# GOAL:
Using the material that follows, identify and copy each line with the string "woman".

# GIVEN DATA:
++++++++++++++++++++
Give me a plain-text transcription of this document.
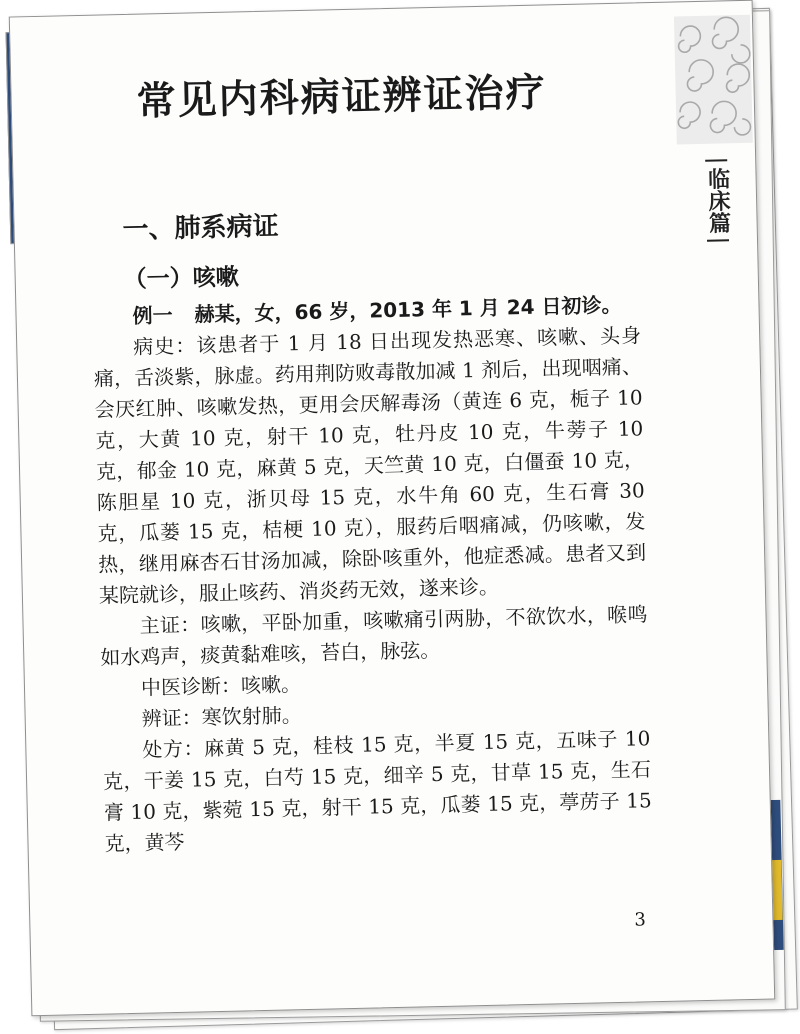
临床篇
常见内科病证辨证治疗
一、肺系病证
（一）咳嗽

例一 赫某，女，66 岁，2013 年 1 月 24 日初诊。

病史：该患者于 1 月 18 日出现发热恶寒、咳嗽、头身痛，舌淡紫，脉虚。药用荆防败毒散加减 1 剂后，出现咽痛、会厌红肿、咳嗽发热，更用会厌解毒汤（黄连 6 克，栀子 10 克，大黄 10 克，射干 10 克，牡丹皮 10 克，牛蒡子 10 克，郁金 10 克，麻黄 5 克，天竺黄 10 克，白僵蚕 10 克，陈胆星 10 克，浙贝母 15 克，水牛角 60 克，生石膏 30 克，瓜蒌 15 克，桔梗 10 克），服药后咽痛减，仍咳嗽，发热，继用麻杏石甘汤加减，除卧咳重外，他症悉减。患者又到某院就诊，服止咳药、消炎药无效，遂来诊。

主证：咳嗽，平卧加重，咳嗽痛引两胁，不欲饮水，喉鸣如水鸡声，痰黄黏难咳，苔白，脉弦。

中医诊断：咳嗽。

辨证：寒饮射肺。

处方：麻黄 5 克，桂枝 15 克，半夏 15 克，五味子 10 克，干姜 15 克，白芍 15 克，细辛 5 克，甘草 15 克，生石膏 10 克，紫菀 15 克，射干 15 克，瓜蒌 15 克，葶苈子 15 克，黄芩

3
++++++++++++++++++++
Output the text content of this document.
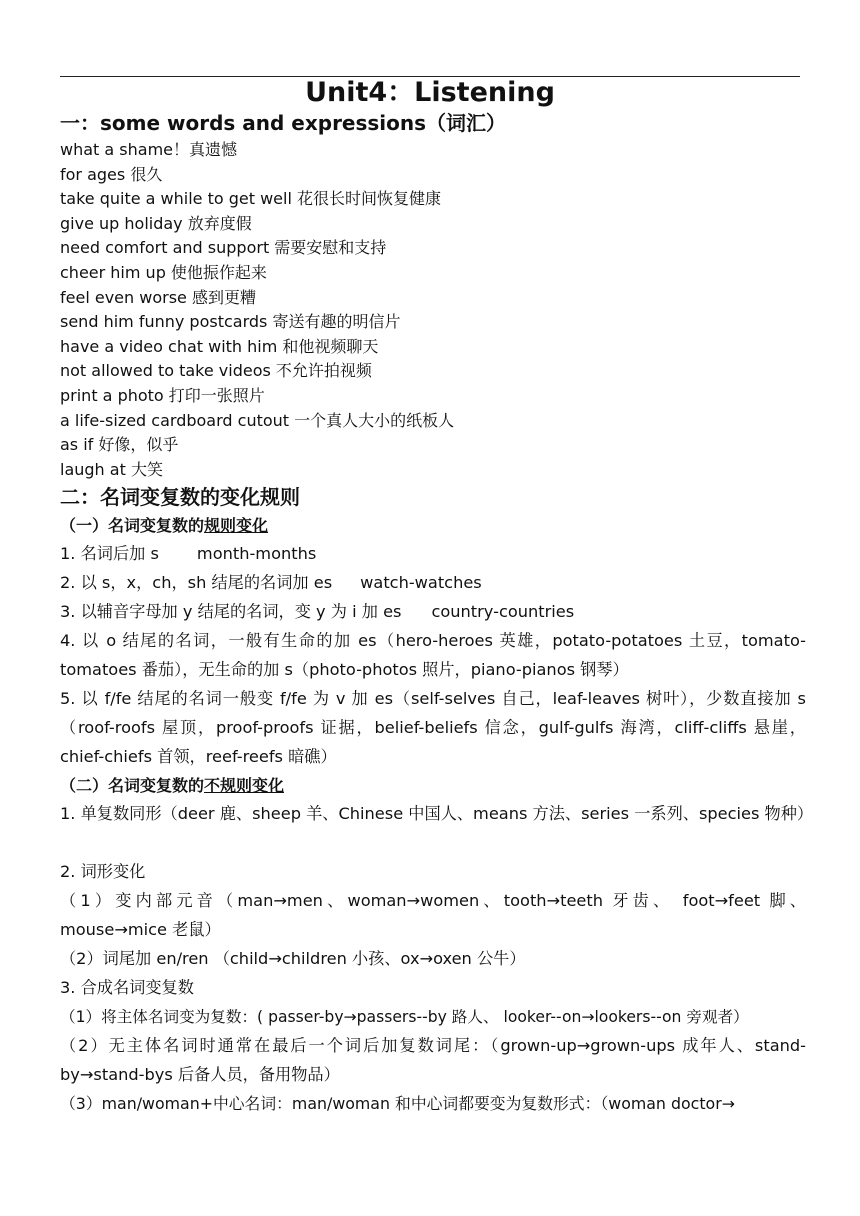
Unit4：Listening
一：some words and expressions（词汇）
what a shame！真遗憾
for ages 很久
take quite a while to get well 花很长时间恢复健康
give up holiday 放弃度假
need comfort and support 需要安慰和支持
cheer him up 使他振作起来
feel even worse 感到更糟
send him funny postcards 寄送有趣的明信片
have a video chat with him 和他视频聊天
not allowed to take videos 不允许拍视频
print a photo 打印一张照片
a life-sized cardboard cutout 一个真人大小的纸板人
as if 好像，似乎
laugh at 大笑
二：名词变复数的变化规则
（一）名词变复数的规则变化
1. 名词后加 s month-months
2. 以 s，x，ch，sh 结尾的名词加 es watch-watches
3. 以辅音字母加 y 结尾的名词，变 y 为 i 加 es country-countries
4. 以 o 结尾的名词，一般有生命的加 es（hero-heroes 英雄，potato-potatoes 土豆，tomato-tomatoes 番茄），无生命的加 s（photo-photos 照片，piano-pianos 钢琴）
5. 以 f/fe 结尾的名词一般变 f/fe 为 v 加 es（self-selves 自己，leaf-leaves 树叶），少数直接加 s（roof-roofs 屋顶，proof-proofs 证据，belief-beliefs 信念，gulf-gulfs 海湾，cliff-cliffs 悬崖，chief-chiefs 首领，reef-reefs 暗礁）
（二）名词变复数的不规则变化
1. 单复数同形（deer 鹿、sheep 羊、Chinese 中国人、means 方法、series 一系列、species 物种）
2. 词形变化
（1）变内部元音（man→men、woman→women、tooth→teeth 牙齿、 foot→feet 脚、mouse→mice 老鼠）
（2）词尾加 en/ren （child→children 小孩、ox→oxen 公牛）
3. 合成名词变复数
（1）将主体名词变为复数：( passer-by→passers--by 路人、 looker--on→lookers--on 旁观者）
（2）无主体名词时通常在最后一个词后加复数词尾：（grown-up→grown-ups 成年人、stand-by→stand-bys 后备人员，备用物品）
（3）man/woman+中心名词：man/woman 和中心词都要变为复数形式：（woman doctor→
++++++++++++++++++++
# OUTPUT FOR THIS EXERCISE:
（1）变内部元音（man→men、woman→women、tooth→teeth 牙齿、 foot→feet 脚、mouse→mice 老鼠）
（3）man/woman+中心名词：man/woman 和中心词都要变为复数形式：（woman doctor→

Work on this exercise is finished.